== JOB ==
Extract all data as written.

— Start —

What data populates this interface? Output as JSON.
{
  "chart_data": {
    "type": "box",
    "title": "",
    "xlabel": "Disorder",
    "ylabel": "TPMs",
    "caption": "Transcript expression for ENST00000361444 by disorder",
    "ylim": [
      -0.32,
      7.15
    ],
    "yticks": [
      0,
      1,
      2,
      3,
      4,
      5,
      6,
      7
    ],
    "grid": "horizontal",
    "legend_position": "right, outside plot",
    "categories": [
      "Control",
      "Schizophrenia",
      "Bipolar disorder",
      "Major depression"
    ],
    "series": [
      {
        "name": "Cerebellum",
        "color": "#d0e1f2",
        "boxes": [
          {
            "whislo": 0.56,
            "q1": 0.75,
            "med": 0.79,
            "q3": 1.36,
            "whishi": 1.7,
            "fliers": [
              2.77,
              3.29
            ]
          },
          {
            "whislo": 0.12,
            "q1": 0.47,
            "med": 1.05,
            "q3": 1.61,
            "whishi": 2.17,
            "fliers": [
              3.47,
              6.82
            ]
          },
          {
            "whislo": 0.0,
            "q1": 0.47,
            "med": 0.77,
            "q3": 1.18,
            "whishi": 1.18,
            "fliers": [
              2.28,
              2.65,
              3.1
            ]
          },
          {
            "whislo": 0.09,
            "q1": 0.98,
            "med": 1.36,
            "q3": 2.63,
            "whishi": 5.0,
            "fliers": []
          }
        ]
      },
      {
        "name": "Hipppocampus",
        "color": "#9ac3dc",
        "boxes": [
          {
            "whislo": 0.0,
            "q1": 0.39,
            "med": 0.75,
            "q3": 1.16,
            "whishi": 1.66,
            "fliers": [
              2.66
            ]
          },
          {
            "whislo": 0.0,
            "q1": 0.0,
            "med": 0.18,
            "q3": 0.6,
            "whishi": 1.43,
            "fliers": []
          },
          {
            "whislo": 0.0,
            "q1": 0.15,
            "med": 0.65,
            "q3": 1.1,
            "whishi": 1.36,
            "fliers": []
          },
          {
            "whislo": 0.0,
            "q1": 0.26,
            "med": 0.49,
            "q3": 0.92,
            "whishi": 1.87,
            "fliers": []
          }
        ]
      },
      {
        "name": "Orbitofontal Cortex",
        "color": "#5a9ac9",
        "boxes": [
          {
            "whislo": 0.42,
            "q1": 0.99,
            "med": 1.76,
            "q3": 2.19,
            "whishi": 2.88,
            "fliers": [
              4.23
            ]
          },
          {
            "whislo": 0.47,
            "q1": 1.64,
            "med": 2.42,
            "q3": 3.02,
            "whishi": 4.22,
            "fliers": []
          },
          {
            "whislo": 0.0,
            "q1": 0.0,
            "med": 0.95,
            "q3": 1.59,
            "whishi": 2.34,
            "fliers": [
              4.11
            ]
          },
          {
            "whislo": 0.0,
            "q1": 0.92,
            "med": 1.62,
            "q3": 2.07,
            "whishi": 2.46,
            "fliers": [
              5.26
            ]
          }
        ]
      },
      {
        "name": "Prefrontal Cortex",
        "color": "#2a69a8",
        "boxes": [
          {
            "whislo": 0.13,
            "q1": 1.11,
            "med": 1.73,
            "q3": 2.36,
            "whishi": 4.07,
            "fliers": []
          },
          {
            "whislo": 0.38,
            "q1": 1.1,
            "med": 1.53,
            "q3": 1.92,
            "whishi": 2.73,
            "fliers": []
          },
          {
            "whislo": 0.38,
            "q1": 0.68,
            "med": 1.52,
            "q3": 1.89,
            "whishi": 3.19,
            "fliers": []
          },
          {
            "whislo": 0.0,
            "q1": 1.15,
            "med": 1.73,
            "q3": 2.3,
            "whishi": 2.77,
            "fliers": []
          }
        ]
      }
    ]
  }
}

— End —

== WRITTEN REPLY ==
What data populates this interface? Output as JSON.
{
  "chart_data": {
    "type": "box",
    "title": "",
    "xlabel": "Disorder",
    "ylabel": "TPMs",
    "caption": "Transcript expression for ENST00000361444 by disorder",
    "ylim": [
      -0.32,
      7.15
    ],
    "yticks": [
      0,
      1,
      2,
      3,
      4,
      5,
      6,
      7
    ],
    "grid": "horizontal",
    "legend_position": "right, outside plot",
    "categories": [
      "Control",
      "Schizophrenia",
      "Bipolar disorder",
      "Major depression"
    ],
    "series": [
      {
        "name": "Cerebellum",
        "color": "#d0e1f2",
        "boxes": [
          {
            "whislo": 0.56,
            "q1": 0.75,
            "med": 0.79,
            "q3": 1.36,
            "whishi": 1.7,
            "fliers": [
              2.77,
              3.29
            ]
          },
          {
            "whislo": 0.12,
            "q1": 0.47,
            "med": 1.05,
            "q3": 1.61,
            "whishi": 2.17,
            "fliers": [
              3.47,
              6.82
            ]
          },
          {
            "whislo": 0.0,
            "q1": 0.47,
            "med": 0.77,
            "q3": 1.18,
            "whishi": 1.18,
            "fliers": [
              2.28,
              2.65,
              3.1
            ]
          },
          {
            "whislo": 0.09,
            "q1": 0.98,
            "med": 1.36,
            "q3": 2.63,
            "whishi": 5.0,
            "fliers": []
          }
        ]
      },
      {
        "name": "Hipppocampus",
        "color": "#9ac3dc",
        "boxes": [
          {
            "whislo": 0.0,
            "q1": 0.39,
            "med": 0.75,
            "q3": 1.16,
            "whishi": 1.66,
            "fliers": [
              2.66
            ]
          },
          {
            "whislo": 0.0,
            "q1": 0.0,
            "med": 0.18,
            "q3": 0.6,
            "whishi": 1.43,
            "fliers": []
          },
          {
            "whislo": 0.0,
            "q1": 0.15,
            "med": 0.65,
            "q3": 1.1,
            "whishi": 1.36,
            "fliers": []
          },
          {
            "whislo": 0.0,
            "q1": 0.26,
            "med": 0.49,
            "q3": 0.92,
            "whishi": 1.87,
            "fliers": []
          }
        ]
      },
      {
        "name": "Orbitofontal Cortex",
        "color": "#5a9ac9",
        "boxes": [
          {
            "whislo": 0.42,
            "q1": 0.99,
            "med": 1.76,
            "q3": 2.19,
            "whishi": 2.88,
            "fliers": [
              4.23
            ]
          },
          {
            "whislo": 0.47,
            "q1": 1.64,
            "med": 2.42,
            "q3": 3.02,
            "whishi": 4.22,
            "fliers": []
          },
          {
            "whislo": 0.0,
            "q1": 0.0,
            "med": 0.95,
            "q3": 1.59,
            "whishi": 2.34,
            "fliers": [
              4.11
            ]
          },
          {
            "whislo": 0.0,
            "q1": 0.92,
            "med": 1.62,
            "q3": 2.07,
            "whishi": 2.46,
            "fliers": [
              5.26
            ]
          }
        ]
      },
      {
        "name": "Prefrontal Cortex",
        "color": "#2a69a8",
        "boxes": [
          {
            "whislo": 0.13,
            "q1": 1.11,
            "med": 1.73,
            "q3": 2.36,
            "whishi": 4.07,
            "fliers": []
          },
          {
            "whislo": 0.38,
            "q1": 1.1,
            "med": 1.53,
            "q3": 1.92,
            "whishi": 2.73,
            "fliers": []
          },
          {
            "whislo": 0.38,
            "q1": 0.68,
            "med": 1.52,
            "q3": 1.89,
            "whishi": 3.19,
            "fliers": []
          },
          {
            "whislo": 0.0,
            "q1": 1.15,
            "med": 1.73,
            "q3": 2.3,
            "whishi": 2.77,
            "fliers": []
          }
        ]
      }
    ]
  }
}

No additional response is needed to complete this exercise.